Raw records
####
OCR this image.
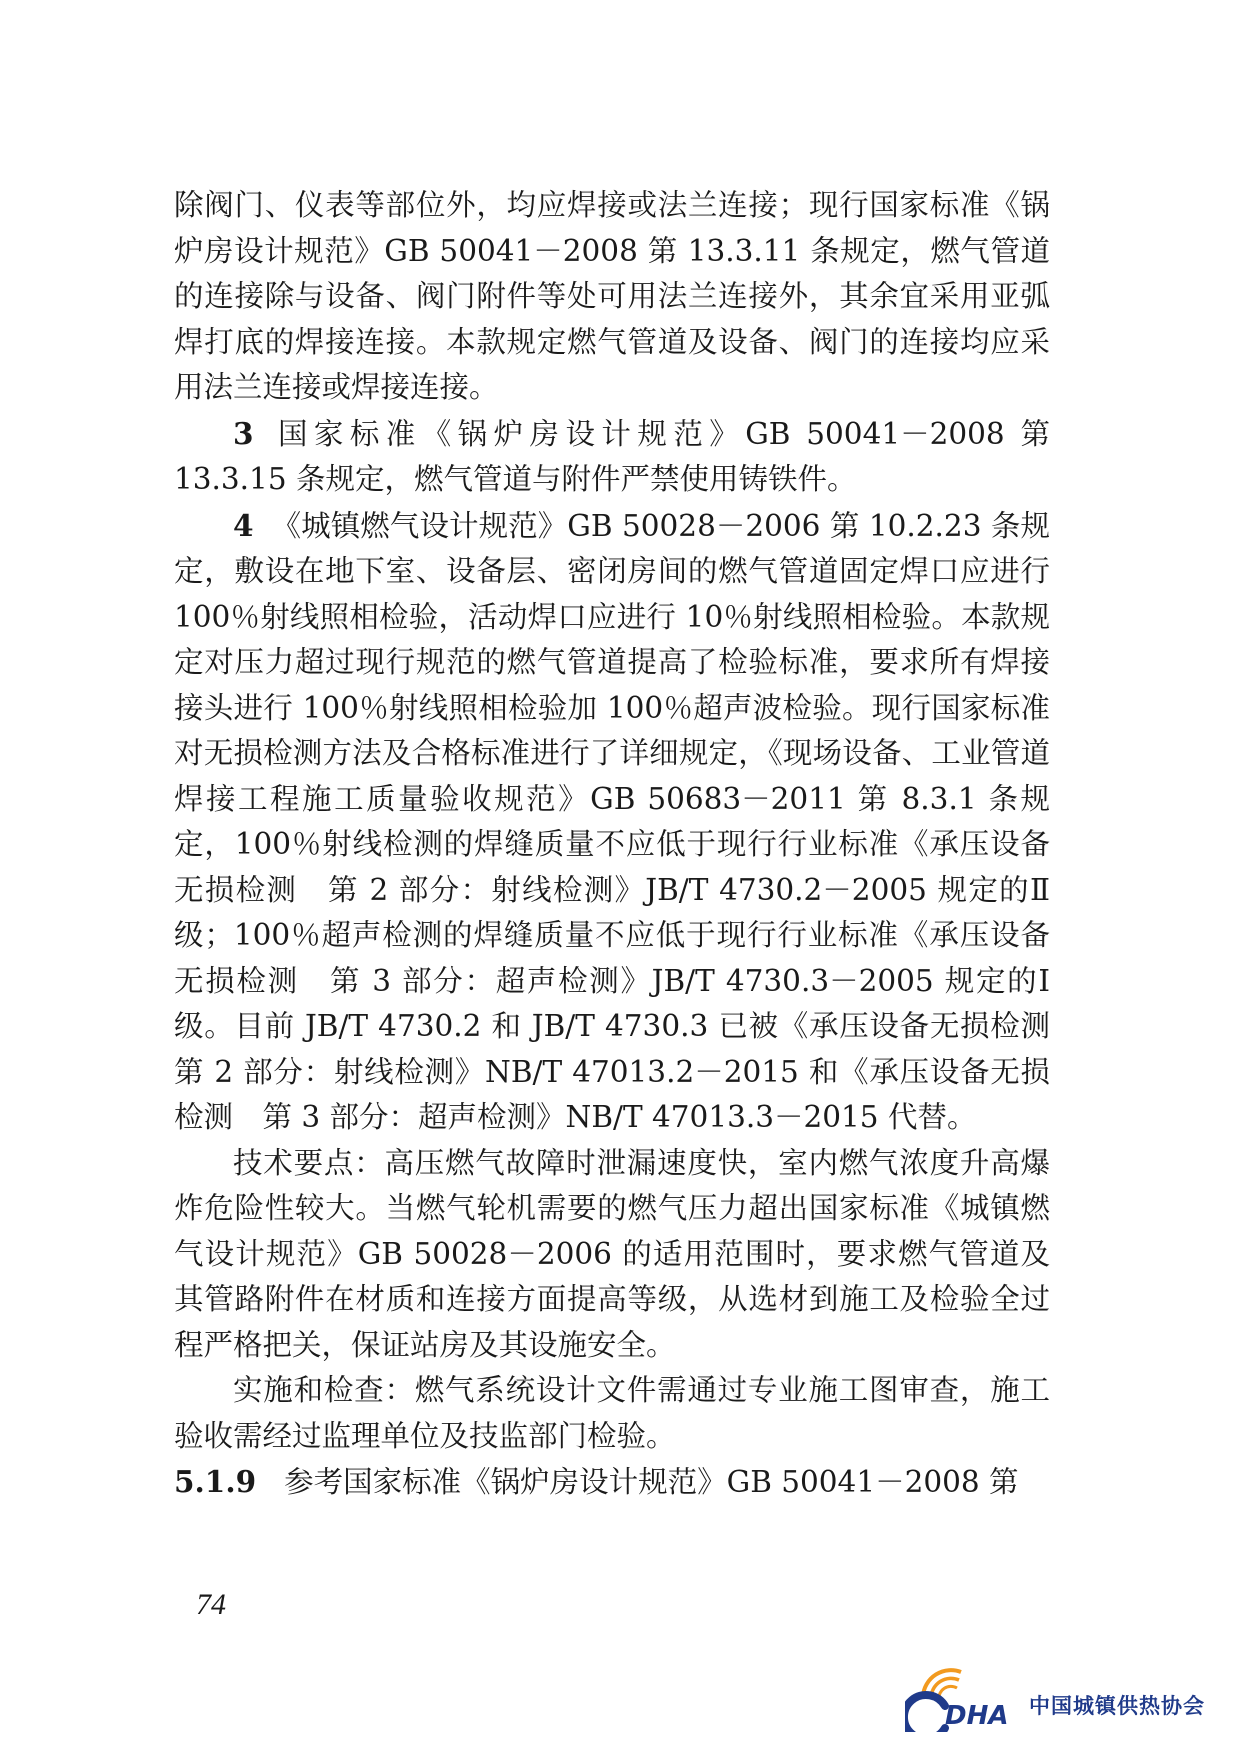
除阀门、仪表等部位外，均应焊接或法兰连接；现行国家标准《锅炉房设计规范》GB 50041－2008 第 13.3.11 条规定，燃气管道的连接除与设备、阀门附件等处可用法兰连接外，其余宜采用亚弧焊打底的焊接连接。本款规定燃气管道及设备、阀门的连接均应采用法兰连接或焊接连接。

3 国家标准《锅炉房设计规范》GB 50041－2008 第 13.3.15 条规定，燃气管道与附件严禁使用铸铁件。

4 《城镇燃气设计规范》GB 50028－2006 第 10.2.23 条规定，敷设在地下室、设备层、密闭房间的燃气管道固定焊口应进行 100％射线照相检验，活动焊口应进行 10％射线照相检验。本款规定对压力超过现行规范的燃气管道提高了检验标准，要求所有焊接接头进行 100％射线照相检验加 100％超声波检验。现行国家标准对无损检测方法及合格标准进行了详细规定，《现场设备、工业管道焊接工程施工质量验收规范》GB 50683－2011 第 8.3.1 条规定，100％射线检测的焊缝质量不应低于现行行业标准《承压设备无损检测　第 2 部分：射线检测》JB/T 4730.2－2005 规定的Ⅱ级；100％超声检测的焊缝质量不应低于现行行业标准《承压设备无损检测　第 3 部分：超声检测》JB/T 4730.3－2005 规定的Ⅰ级。目前 JB/T 4730.2 和 JB/T 4730.3 已被《承压设备无损检测　第 2 部分：射线检测》NB/T 47013.2－2015 和《承压设备无损检测　第 3 部分：超声检测》NB/T 47013.3－2015 代替。

技术要点：高压燃气故障时泄漏速度快，室内燃气浓度升高爆炸危险性较大。当燃气轮机需要的燃气压力超出国家标准《城镇燃气设计规范》GB 50028－2006 的适用范围时，要求燃气管道及其管路附件在材质和连接方面提高等级，从选材到施工及检验全过程严格把关，保证站房及其设施安全。

实施和检查：燃气系统设计文件需通过专业施工图审查，施工验收需经过监理单位及技监部门检验。

5.1.9 参考国家标准《锅炉房设计规范》GB 50041－2008 第

74
DHA 中国城镇供热协会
####
* Instructions to follow: Without including the pictures, reproduce all entries exactly.

* Worked answer:
OCR this image.
除阀门、仪表等部位外，均应焊接或法兰连接；现行国家标准《锅炉房设计规范》GB 50041－2008 第 13.3.11 条规定，燃气管道的连接除与设备、阀门附件等处可用法兰连接外，其余宜采用亚弧焊打底的焊接连接。本款规定燃气管道及设备、阀门的连接均应采用法兰连接或焊接连接。

3 国家标准《锅炉房设计规范》GB 50041－2008 第 13.3.15 条规定，燃气管道与附件严禁使用铸铁件。

4 《城镇燃气设计规范》GB 50028－2006 第 10.2.23 条规定，敷设在地下室、设备层、密闭房间的燃气管道固定焊口应进行 100％射线照相检验，活动焊口应进行 10％射线照相检验。本款规定对压力超过现行规范的燃气管道提高了检验标准，要求所有焊接接头进行 100％射线照相检验加 100％超声波检验。现行国家标准对无损检测方法及合格标准进行了详细规定，《现场设备、工业管道焊接工程施工质量验收规范》GB 50683－2011 第 8.3.1 条规定，100％射线检测的焊缝质量不应低于现行行业标准《承压设备无损检测　第 2 部分：射线检测》JB/T 4730.2－2005 规定的Ⅱ级；100％超声检测的焊缝质量不应低于现行行业标准《承压设备无损检测　第 3 部分：超声检测》JB/T 4730.3－2005 规定的Ⅰ级。目前 JB/T 4730.2 和 JB/T 4730.3 已被《承压设备无损检测　第 2 部分：射线检测》NB/T 47013.2－2015 和《承压设备无损检测　第 3 部分：超声检测》NB/T 47013.3－2015 代替。

技术要点：高压燃气故障时泄漏速度快，室内燃气浓度升高爆炸危险性较大。当燃气轮机需要的燃气压力超出国家标准《城镇燃气设计规范》GB 50028－2006 的适用范围时，要求燃气管道及其管路附件在材质和连接方面提高等级，从选材到施工及检验全过程严格把关，保证站房及其设施安全。

实施和检查：燃气系统设计文件需通过专业施工图审查，施工验收需经过监理单位及技监部门检验。

5.1.9 参考国家标准《锅炉房设计规范》GB 50041－2008 第

74
DHA 中国城镇供热协会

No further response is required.